§ Exercise description
Output the material exactly, but drop every image it holds.

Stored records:
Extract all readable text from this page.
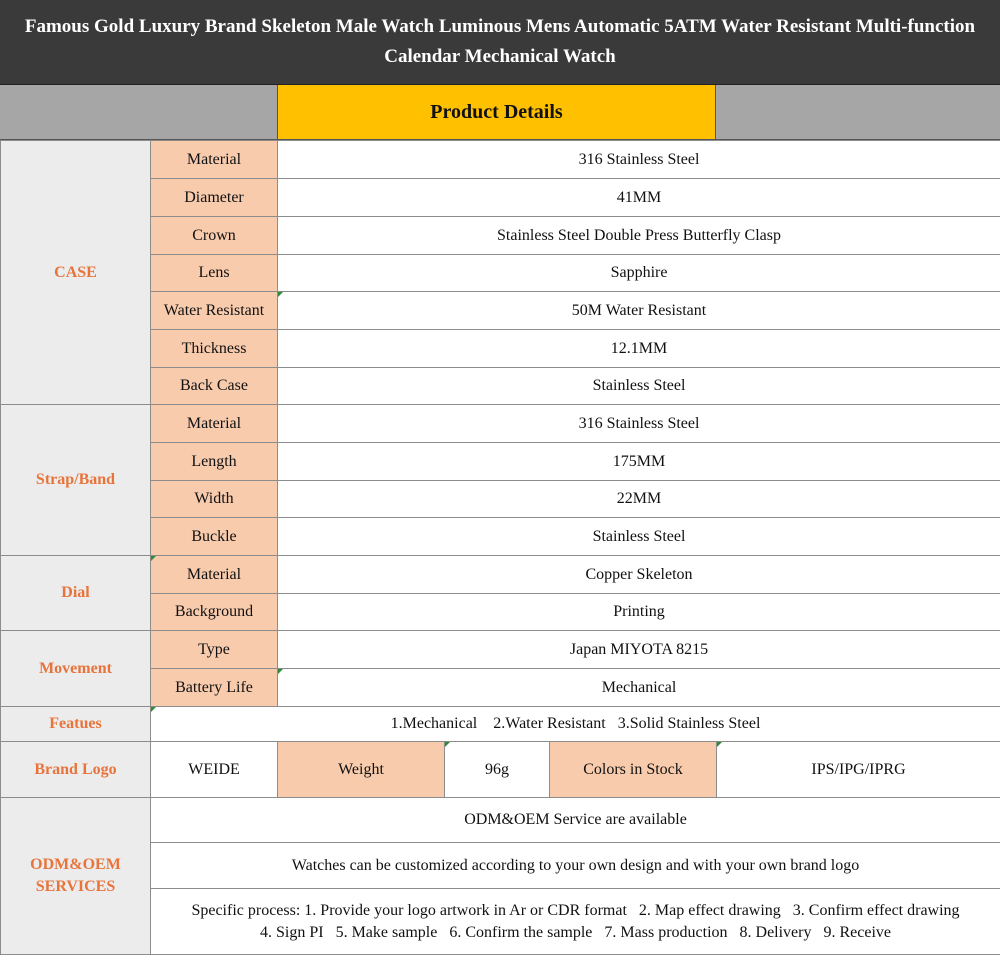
Famous Gold Luxury Brand Skeleton Male Watch Luminous Mens Automatic 5ATM Water Resistant Multi-function Calendar Mechanical Watch
Product Details
CASE	Material	316 Stainless Steel			
	Diameter	41MM			
	Crown	Stainless Steel Double Press Butterfly Clasp			
	Lens	Sapphire			
	Water Resistant	50M Water Resistant			
	Thickness	12.1MM			
	Back Case	Stainless Steel			
Strap/Band	Material	316 Stainless Steel			
	Length	175MM			
	Width	22MM			
	Buckle	Stainless Steel			
Dial	Material	Copper Skeleton			
	Background	Printing			
Movement	Type	Japan MIYOTA 8215			
	Battery Life	Mechanical			
Featues	1.Mechanical    2.Water Resistant   3.Solid Stainless Steel				
Brand Logo	WEIDE	Weight	96g	Colors in Stock	IPS/IPG/IPRG

ODM&OEM
SERVICES	ODM&OEM Service are available				
	Watches can be customized according to your own design and with your own brand logo				

	Specific process: 1. Provide your logo artwork in Ar or CDR format   2. Map effect drawing   3. Confirm effect drawing
4. Sign PI   5. Make sample   6. Confirm the sample   7. Mass production   8. Delivery   9. Receive				
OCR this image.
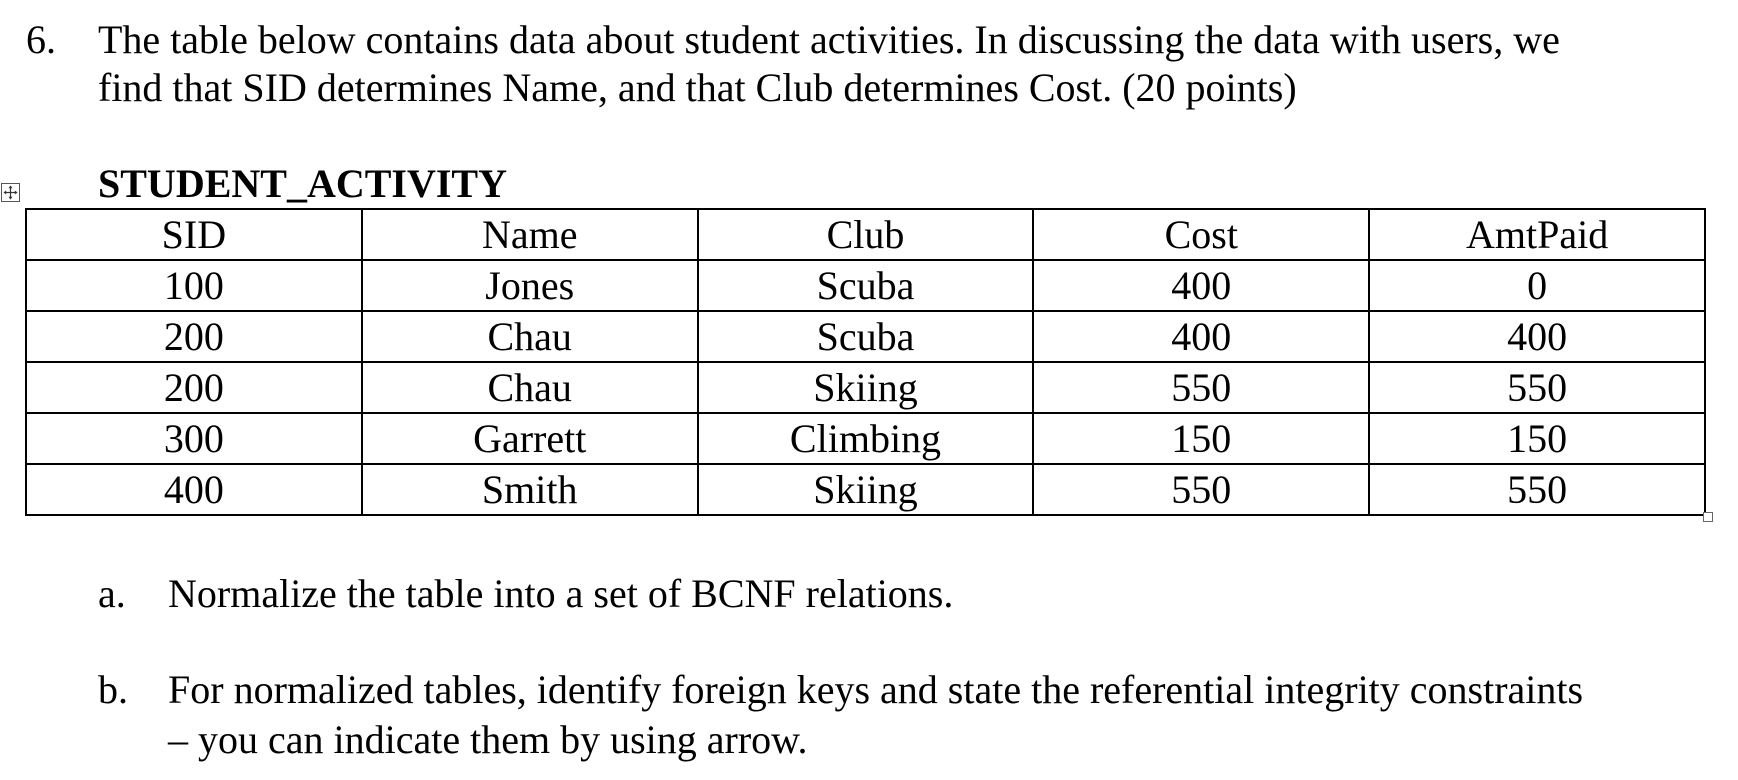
6. The table below contains data about student activities. In discussing the data with users, we
find that SID determines Name, and that Club determines Cost. (20 points)
STUDENT_ACTIVITY
SID	Name	Club	Cost	AmtPaid
100	Jones	Scuba	400	0
200	Chau	Scuba	400	400
200	Chau	Skiing	550	550
300	Garrett	Climbing	150	150
400	Smith	Skiing	550	550
a. Normalize the table into a set of BCNF relations.
b. For normalized tables, identify foreign keys and state the referential integrity constraints
– you can indicate them by using arrow.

§ Task answer
Extract all readable text from this page.
Famous Gold Luxury Brand Skeleton Male Watch Luminous Mens Automatic 5ATM Water Resistant Multi-function Calendar Mechanical Watch
Product Details
CASE	Material	316 Stainless Steel			
	Diameter	41MM			
	Crown	Stainless Steel Double Press Butterfly Clasp			
	Lens	Sapphire			
	Water Resistant	50M Water Resistant			
	Thickness	12.1MM			
	Back Case	Stainless Steel			
Strap/Band	Material	316 Stainless Steel			
	Length	175MM			
	Width	22MM			
	Buckle	Stainless Steel			
Dial	Material	Copper Skeleton			
	Background	Printing			
Movement	Type	Japan MIYOTA 8215			
	Battery Life	Mechanical			
Featues	1.Mechanical    2.Water Resistant   3.Solid Stainless Steel				
Brand Logo	WEIDE	Weight	96g	Colors in Stock	IPS/IPG/IPRG

ODM&OEM
SERVICES	ODM&OEM Service are available				
	Watches can be customized according to your own design and with your own brand logo				

	Specific process: 1. Provide your logo artwork in Ar or CDR format   2. Map effect drawing   3. Confirm effect drawing
4. Sign PI   5. Make sample   6. Confirm the sample   7. Mass production   8. Delivery   9. Receive				
OCR this image.
6. The table below contains data about student activities. In discussing the data with users, we
find that SID determines Name, and that Club determines Cost. (20 points)
STUDENT_ACTIVITY
SID	Name	Club	Cost	AmtPaid
100	Jones	Scuba	400	0
200	Chau	Scuba	400	400
200	Chau	Skiing	550	550
300	Garrett	Climbing	150	150
400	Smith	Skiing	550	550
a. Normalize the table into a set of BCNF relations.
b. For normalized tables, identify foreign keys and state the referential integrity constraints
– you can indicate them by using arrow.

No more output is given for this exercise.